DOCUMENT TEXT:
""" Get the dense/sparse features of movies using TMDB API """
import sys

sys.path.insert(0, "../")

import os
import json
import requests
import argparse
import numpy as np
import pandas as pd
from multi_threading import RunInParallel
from ganrl.commons.args import PARAMS


class TMDB:
    """ Example Response: See self.get_movie_info(movie_id=tmdbid)
    {
       "original_language":"en",
       "poster_path":"/uXDfjJbdP4ijW5hWSBrPrlKpxab.jpg",
       "video":false,
       "title":"Toy Story",
       "tagline":"",
       "runtime":81,
       "overview":"Led by Woody, Andy's toys live happily in his room until Andy's birthday brings Buzz Lightyear
                   onto the scene. Afraid of losing his place in Andy's heart, Woody plots against Buzz. But when
                   circumstances separate Buzz and Woody from their owner, the duo eventually learns to put aside
                   their differences.",
       "spoken_languages":[
          {
             "english_name":"English",
             "name":"English",
             "iso_639_1":"en"
          }
       ],
       "backdrop_path":"/3Rfvhy1Nl6sSGJwyjb0QiZzZYlB.jpg",
       "genres":[
          {
             "id":16,
             "name":"Animation"
          },
          {
             "id":12,
             "name":"Adventure"
          },
          {
             "id":10751,
             "name":"Family"
          },
          {
             "id":35,
             "name":"Comedy"
          }
       ],
       "belongs_to_collection":{
          "backdrop_path":"/9FBwqcd9IRruEDUrTdcaafOMKUq.jpg",
          "poster_path":"/7G9915LfUQ2lVfwMEEhDsn3kT4B.jpg",
          "id":10194,
          "name":"Toy Story Collection"
       },
       "status":"Released",
       "production_countries":[
          {
             "iso_3166_1":"US",
             "name":"United States of America"

Element position data

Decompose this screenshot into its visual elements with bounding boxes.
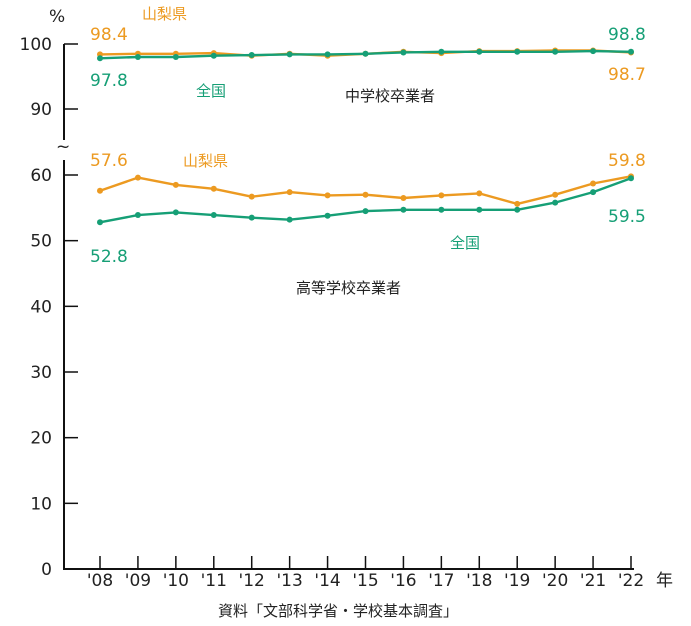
high-school-yamanashi-point: [324, 192, 331, 199]
junior-high-national-point: [286, 51, 293, 58]
junior-high-national-label: 全国: [196, 82, 226, 100]
y-tick-label: 10: [30, 494, 52, 514]
y-tick-label: 30: [30, 363, 52, 383]
junior-high-national-point: [590, 48, 597, 55]
series-layer: [97, 47, 634, 226]
high-school-yamanashi-point: [286, 189, 293, 196]
x-tick-label: '14: [314, 571, 340, 591]
junior-high-national-point: [552, 48, 559, 55]
junior-high-yamanashi-label: 山梨県: [142, 5, 187, 23]
high-school-yamanashi-point: [552, 191, 559, 198]
x-tick-label: '22: [618, 571, 644, 591]
y-tick-label: 90: [30, 100, 52, 120]
high-school-yamanashi-point: [438, 192, 445, 199]
junior-high-national-point: [362, 50, 369, 57]
axis-break-mark: ~: [56, 137, 70, 157]
y-tick-label: 0: [41, 560, 52, 580]
junior-high-national-point: [97, 55, 103, 62]
x-tick-label: '10: [163, 571, 189, 591]
junior-high-national-point: [628, 48, 634, 55]
high-school-national-first-value: 52.8: [90, 247, 128, 267]
junior-high-national-point: [172, 54, 179, 60]
high-school-yamanashi-point: [248, 193, 255, 200]
x-tick-label: '20: [542, 571, 568, 591]
high-school-national-last-value: 59.5: [608, 207, 646, 227]
high-school-yamanashi-point: [172, 181, 179, 188]
high-school-national-point: [286, 216, 293, 223]
junior-high-national-point: [514, 48, 521, 55]
high-school-yamanashi-point: [210, 185, 217, 192]
y-unit-label: %: [49, 7, 65, 27]
high-school-yamanashi-last-value: 59.8: [608, 151, 646, 171]
high-school-yamanashi-point: [400, 194, 407, 201]
high-school-national-point: [628, 175, 634, 182]
high-school-national-point: [172, 209, 179, 216]
junior-high-national-point: [400, 49, 407, 56]
junior-high-national-point: [324, 51, 331, 58]
high-school-yamanashi-line: [99, 175, 632, 206]
high-school-national-point: [134, 212, 141, 219]
y-tick-label: 20: [30, 429, 52, 449]
high-school-yamanashi-first-value: 57.6: [90, 151, 128, 171]
junior-high-national-point: [248, 52, 255, 59]
x-tick-label: '08: [87, 571, 113, 591]
high-school-national-point: [552, 199, 559, 206]
junior-high-yamanashi-first-value: 98.4: [90, 25, 128, 45]
y-tick-label: 40: [30, 297, 52, 317]
x-tick-label: '17: [428, 571, 454, 591]
axes-layer: 90 100 0 10 20 30 40 50 60 '08 '09 '10 '11 '12 '13 '14 '…: [20, 35, 645, 591]
x-tick-label: '16: [390, 571, 416, 591]
junior-high-group-label: 中学校卒業者: [345, 87, 435, 105]
junior-high-yamanashi-last-value: 98.7: [608, 65, 646, 85]
high-school-national-point: [514, 206, 521, 213]
source-note: 資料「文部科学省・学校基本調査」: [218, 602, 458, 620]
junior-high-national-last-value: 98.8: [608, 25, 646, 45]
high-school-national-label: 全国: [450, 234, 480, 252]
high-school-yamanashi-point: [134, 174, 141, 181]
y-tick-label: 60: [30, 166, 52, 186]
junior-high-national-point: [134, 54, 141, 60]
x-tick-label: '11: [201, 571, 227, 591]
x-tick-label: '09: [125, 571, 151, 591]
high-school-national-point: [400, 206, 407, 213]
high-school-national-point: [438, 206, 445, 213]
high-school-yamanashi-point: [362, 191, 369, 198]
high-school-national-point: [362, 208, 369, 215]
high-school-yamanashi-point: [590, 180, 597, 187]
y-tick-label: 100: [20, 35, 52, 55]
high-school-yamanashi-point: [97, 187, 103, 194]
high-school-yamanashi-label: 山梨県: [183, 152, 228, 170]
high-school-yamanashi-point: [514, 200, 521, 207]
junior-high-national-first-value: 97.8: [90, 71, 128, 91]
high-school-national-point: [324, 212, 331, 219]
junior-high-national-point: [438, 48, 445, 55]
high-school-national-point: [97, 219, 103, 226]
junior-high-national-point: [476, 48, 483, 55]
x-tick-label: '15: [352, 571, 378, 591]
y-tick-label: 50: [30, 232, 52, 252]
junior-high-national-point: [210, 52, 217, 59]
x-unit-label: 年: [656, 571, 673, 591]
high-school-yamanashi-point: [476, 190, 483, 197]
x-tick-label: '18: [466, 571, 492, 591]
x-tick-label: '21: [580, 571, 606, 591]
high-school-national-point: [210, 212, 217, 219]
high-school-group-label: 高等学校卒業者: [296, 279, 401, 297]
high-school-national-point: [590, 189, 597, 196]
high-school-national-point: [248, 214, 255, 221]
x-tick-label: '13: [276, 571, 302, 591]
x-tick-label: '19: [504, 571, 530, 591]
high-school-national-point: [476, 206, 483, 213]
x-tick-label: '12: [239, 571, 265, 591]
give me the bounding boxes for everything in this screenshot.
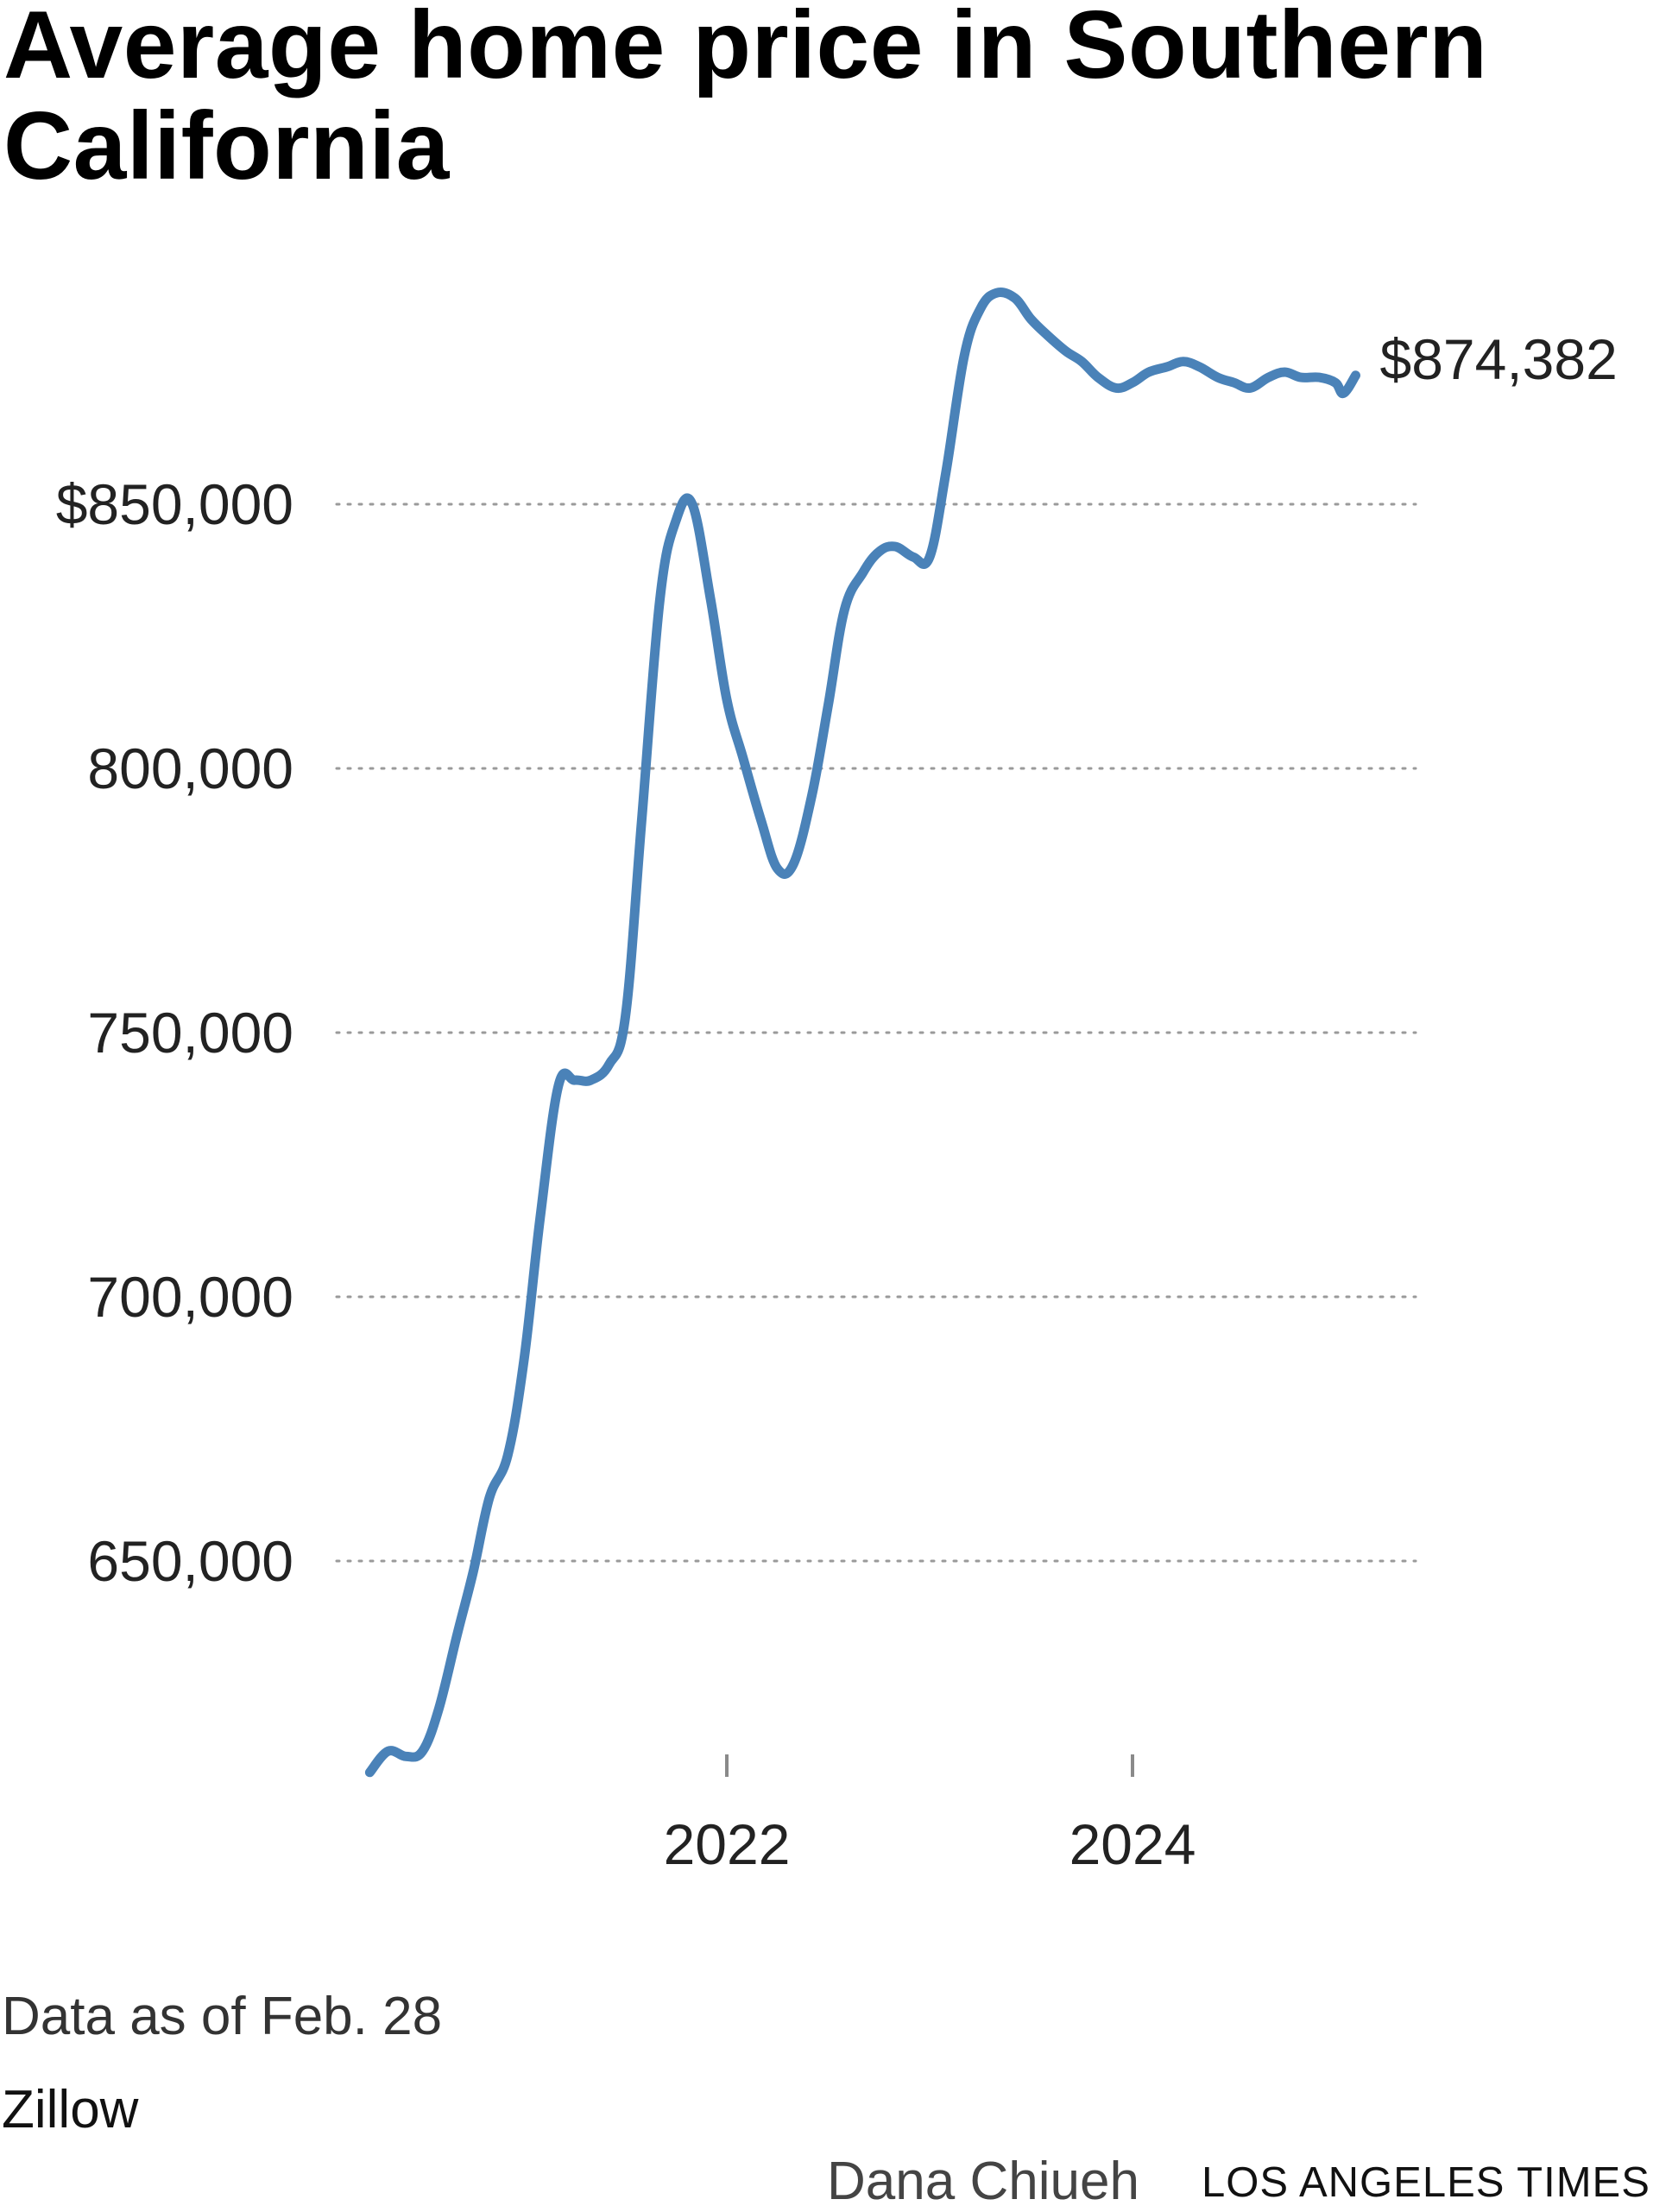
y-tick-label: 700,000 — [87, 1265, 293, 1329]
series-layer — [364, 287, 1360, 1778]
x-tick-label: 2022 — [664, 1812, 791, 1876]
publisher-logo: LOS ANGELES TIMES — [1202, 2159, 1650, 2206]
data-note: Data as of Feb. 28 — [2, 1987, 443, 2046]
x-tick-label: 2024 — [1069, 1812, 1196, 1876]
source-credit: Zillow — [2, 2080, 139, 2139]
series-line — [364, 287, 1360, 1778]
byline: Dana Chiueh — [827, 2152, 1139, 2211]
x-axis-ticks: 2022 2024 — [664, 1754, 1196, 1876]
end-value-label: $874,382 — [1380, 327, 1618, 391]
y-tick-label: 800,000 — [87, 736, 293, 800]
gridlines — [335, 502, 1417, 1563]
chart-title: Average home price in Southern Californi… — [3, 0, 1488, 199]
y-tick-label: 750,000 — [87, 1001, 293, 1065]
y-tick-label: 650,000 — [87, 1529, 293, 1593]
y-axis-ticks: 650,000 700,000 750,000 800,000 $850,000 — [56, 472, 293, 1593]
y-tick-label: $850,000 — [56, 472, 293, 536]
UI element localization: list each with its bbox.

EXERCISE DETAILS:
Do the following statements agree with the TMDB script? Answer each with yes or no and quote the words from the TMDB script that decide it. (a) The example response gives a runtime of 81. (b) The example response gives the movie's status as "In Production". (c) The TMDB script imports pandas under the name pd. Use only the TMDB script to answer.

ANSWER FOR THIS EXERCISE:
(a) Yes: "runtime":81
(b) No: "status":"Released"
(c) Yes: import pandas as pd